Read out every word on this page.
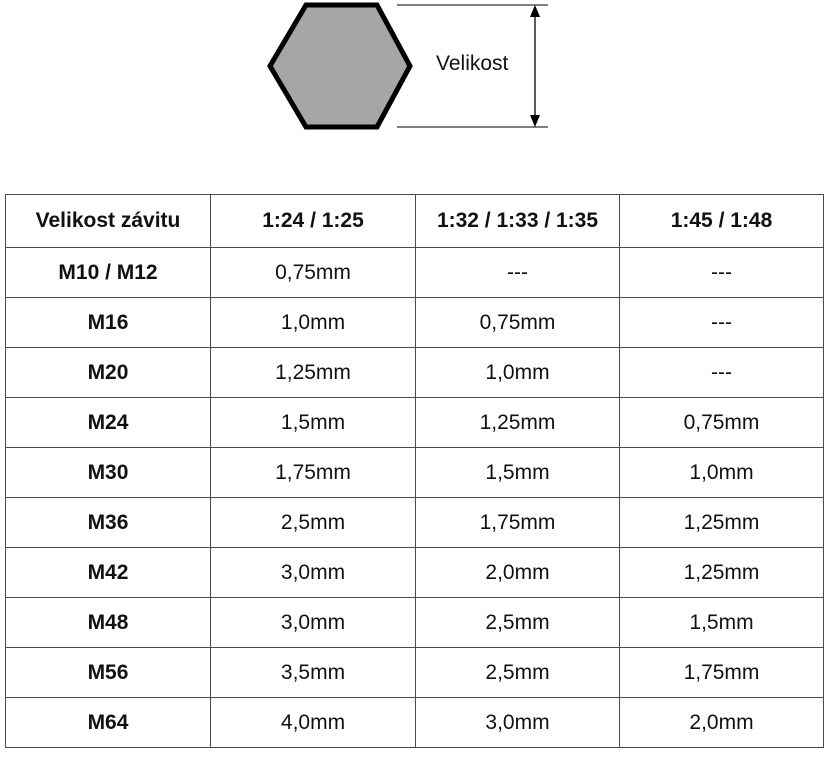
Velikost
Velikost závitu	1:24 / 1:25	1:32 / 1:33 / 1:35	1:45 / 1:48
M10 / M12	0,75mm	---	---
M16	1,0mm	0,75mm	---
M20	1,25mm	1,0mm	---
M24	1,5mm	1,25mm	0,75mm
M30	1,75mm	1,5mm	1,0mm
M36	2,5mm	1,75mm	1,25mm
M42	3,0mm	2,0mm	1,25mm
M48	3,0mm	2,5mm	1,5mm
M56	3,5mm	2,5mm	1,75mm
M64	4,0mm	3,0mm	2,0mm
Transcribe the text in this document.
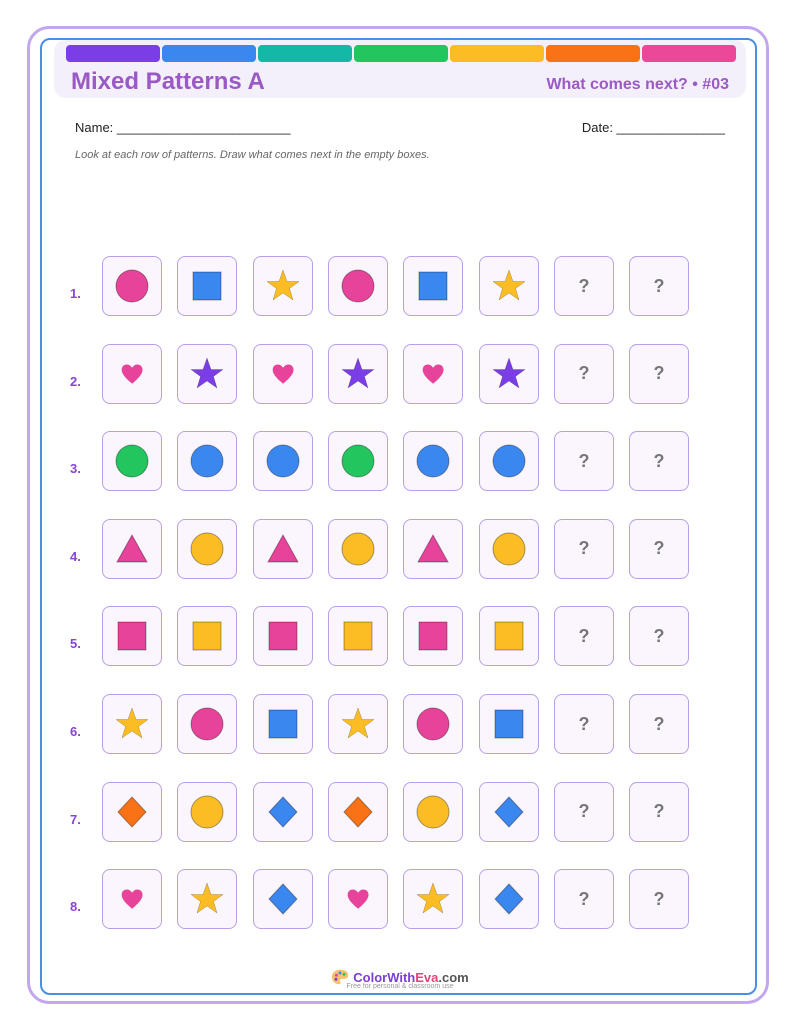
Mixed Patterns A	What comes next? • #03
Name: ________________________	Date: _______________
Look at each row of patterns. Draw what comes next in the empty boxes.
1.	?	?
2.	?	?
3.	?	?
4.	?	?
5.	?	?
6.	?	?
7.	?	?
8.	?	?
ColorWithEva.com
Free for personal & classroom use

---

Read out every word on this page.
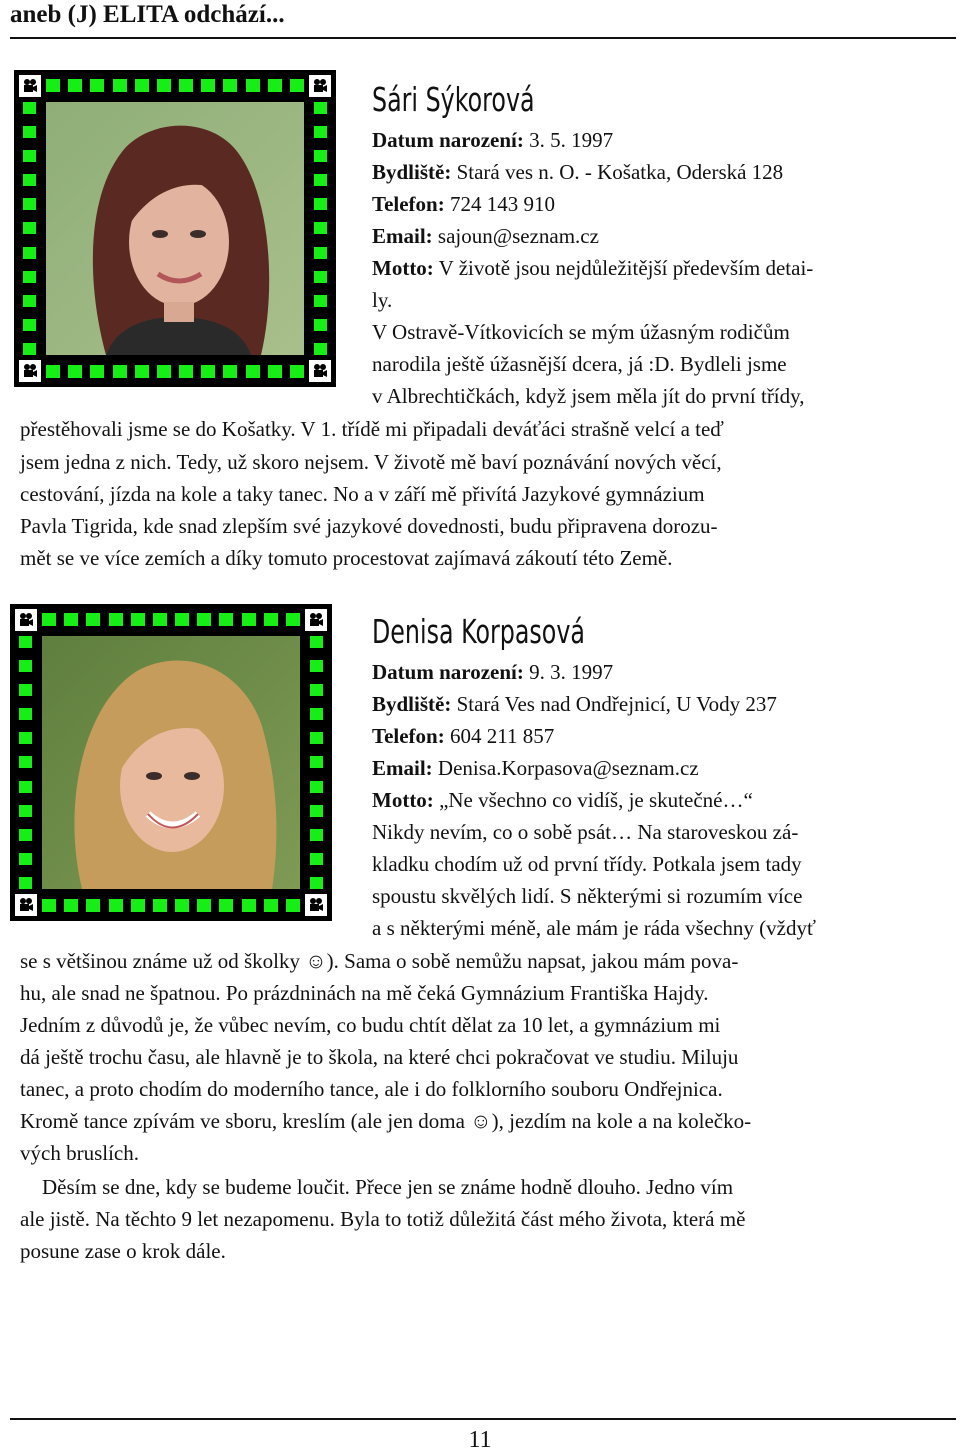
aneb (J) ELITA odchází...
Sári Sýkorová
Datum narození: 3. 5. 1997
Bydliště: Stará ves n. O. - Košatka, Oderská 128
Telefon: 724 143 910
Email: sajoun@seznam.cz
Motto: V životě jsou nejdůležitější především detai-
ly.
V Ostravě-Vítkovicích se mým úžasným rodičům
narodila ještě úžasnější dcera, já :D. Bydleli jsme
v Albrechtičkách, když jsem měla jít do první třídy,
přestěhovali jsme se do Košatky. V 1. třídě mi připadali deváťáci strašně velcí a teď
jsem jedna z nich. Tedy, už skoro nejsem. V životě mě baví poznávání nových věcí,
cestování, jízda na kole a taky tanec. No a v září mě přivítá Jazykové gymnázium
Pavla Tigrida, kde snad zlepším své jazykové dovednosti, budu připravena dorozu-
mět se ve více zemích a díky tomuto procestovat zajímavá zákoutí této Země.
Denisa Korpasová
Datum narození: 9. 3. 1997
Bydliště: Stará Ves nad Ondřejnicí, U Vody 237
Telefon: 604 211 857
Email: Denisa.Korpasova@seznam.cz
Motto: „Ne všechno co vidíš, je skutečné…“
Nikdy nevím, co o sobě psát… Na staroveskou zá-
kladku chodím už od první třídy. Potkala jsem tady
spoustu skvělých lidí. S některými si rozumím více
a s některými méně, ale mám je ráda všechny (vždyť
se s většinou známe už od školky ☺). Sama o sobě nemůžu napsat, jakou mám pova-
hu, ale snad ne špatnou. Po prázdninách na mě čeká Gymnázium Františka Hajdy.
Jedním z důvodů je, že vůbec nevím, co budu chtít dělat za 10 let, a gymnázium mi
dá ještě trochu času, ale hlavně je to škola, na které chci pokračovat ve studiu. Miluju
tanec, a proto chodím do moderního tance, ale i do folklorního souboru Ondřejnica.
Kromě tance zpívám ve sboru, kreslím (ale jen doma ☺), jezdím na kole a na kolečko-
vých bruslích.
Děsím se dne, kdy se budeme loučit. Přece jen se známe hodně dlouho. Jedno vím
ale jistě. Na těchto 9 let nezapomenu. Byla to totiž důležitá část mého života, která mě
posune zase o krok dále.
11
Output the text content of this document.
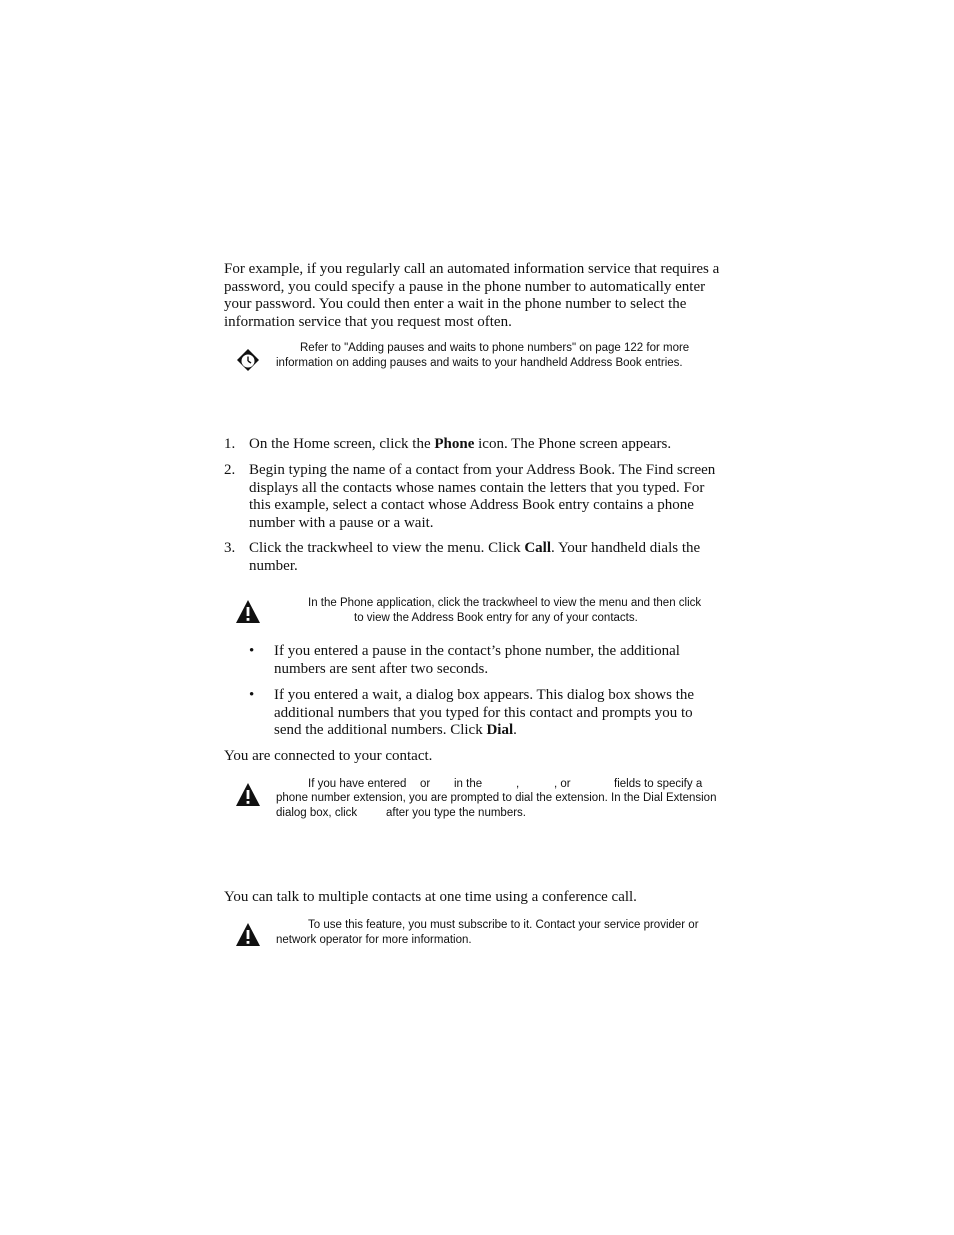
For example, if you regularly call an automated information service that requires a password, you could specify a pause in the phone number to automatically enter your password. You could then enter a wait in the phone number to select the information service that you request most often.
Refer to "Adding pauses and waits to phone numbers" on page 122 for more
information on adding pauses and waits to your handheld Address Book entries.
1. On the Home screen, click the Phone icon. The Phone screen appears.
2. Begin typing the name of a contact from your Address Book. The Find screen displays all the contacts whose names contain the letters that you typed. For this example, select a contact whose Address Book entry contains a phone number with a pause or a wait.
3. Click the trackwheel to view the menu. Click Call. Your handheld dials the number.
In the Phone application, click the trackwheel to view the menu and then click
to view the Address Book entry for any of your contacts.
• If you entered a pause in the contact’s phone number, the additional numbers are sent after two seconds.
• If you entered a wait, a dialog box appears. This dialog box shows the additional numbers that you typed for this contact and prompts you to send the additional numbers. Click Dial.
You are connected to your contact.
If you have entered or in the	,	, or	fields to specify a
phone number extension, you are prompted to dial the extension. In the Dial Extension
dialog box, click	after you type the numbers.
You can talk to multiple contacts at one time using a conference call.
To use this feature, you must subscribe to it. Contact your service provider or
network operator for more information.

--

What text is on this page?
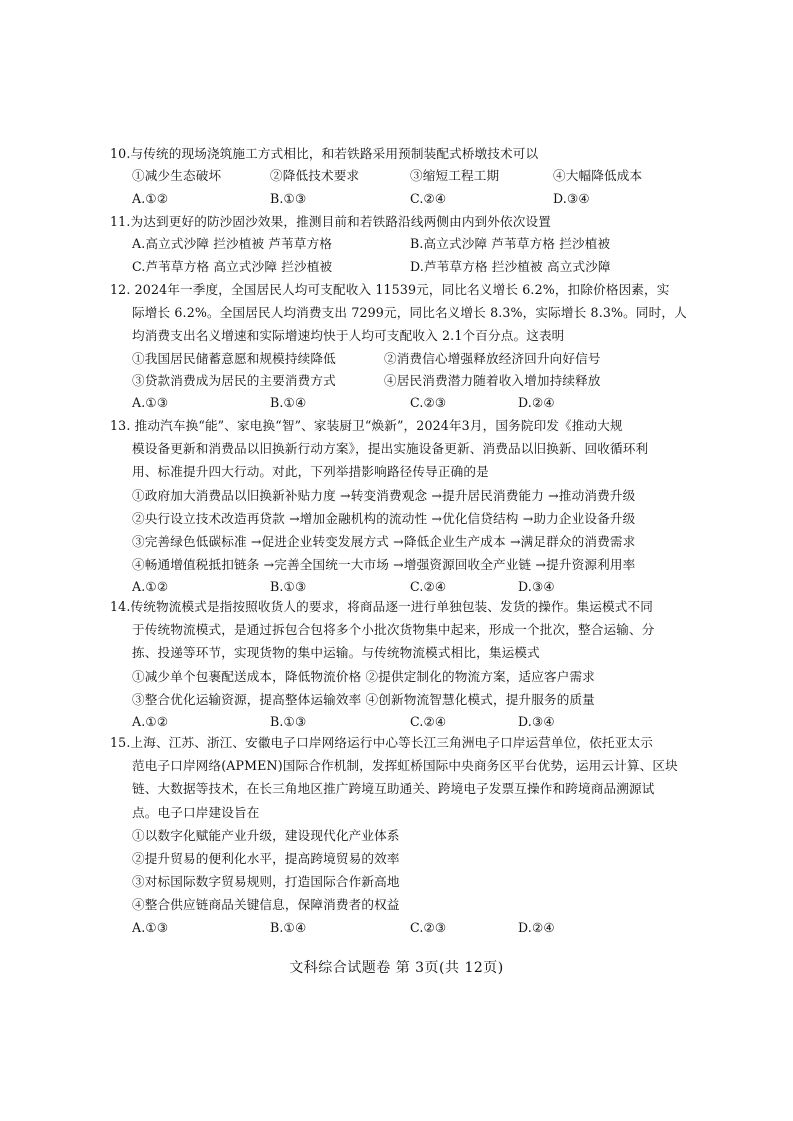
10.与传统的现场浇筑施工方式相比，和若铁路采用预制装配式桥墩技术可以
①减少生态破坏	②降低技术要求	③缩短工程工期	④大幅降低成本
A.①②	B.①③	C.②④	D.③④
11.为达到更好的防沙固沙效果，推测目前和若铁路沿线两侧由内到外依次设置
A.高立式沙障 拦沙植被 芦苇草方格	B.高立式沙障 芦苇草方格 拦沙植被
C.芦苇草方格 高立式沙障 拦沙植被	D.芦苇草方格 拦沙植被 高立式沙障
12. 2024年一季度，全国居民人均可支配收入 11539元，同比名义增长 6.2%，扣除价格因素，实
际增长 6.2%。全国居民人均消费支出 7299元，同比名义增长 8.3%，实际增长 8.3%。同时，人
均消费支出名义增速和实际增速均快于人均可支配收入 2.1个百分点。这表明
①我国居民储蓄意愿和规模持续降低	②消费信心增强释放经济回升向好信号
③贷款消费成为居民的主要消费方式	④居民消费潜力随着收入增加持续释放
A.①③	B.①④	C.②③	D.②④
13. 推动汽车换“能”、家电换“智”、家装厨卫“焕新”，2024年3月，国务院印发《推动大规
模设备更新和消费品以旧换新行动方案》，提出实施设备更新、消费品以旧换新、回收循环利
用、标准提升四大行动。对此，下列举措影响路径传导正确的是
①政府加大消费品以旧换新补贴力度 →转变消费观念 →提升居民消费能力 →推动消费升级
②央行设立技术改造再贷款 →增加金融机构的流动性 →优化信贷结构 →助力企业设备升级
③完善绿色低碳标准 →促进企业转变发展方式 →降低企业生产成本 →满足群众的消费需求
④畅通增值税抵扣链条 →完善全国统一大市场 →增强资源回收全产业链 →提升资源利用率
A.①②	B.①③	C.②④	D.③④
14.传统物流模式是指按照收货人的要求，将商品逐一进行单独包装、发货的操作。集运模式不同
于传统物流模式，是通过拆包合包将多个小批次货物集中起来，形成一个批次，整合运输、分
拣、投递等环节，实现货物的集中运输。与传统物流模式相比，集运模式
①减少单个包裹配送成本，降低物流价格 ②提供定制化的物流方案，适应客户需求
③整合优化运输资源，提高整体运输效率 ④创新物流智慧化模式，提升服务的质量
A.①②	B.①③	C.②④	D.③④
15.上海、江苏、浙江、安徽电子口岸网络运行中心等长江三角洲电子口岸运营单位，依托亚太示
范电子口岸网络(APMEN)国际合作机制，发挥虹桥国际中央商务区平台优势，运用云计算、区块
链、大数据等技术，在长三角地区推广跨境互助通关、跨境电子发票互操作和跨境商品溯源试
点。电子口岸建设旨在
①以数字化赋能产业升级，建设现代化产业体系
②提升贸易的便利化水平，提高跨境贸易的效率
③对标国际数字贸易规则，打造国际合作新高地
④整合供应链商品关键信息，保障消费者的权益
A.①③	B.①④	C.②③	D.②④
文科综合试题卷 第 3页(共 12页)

_WHAT IS REQUIRED:_ Collect the lines of the data that carry the word "dialog".

_WORKED SOLUTION:_
• If you entered a wait, a dialog box appears. This dialog box shows the additional numbers that you typed for this contact and prompts you to send the additional numbers. Click Dial.
dialog box, click	after you type the numbers.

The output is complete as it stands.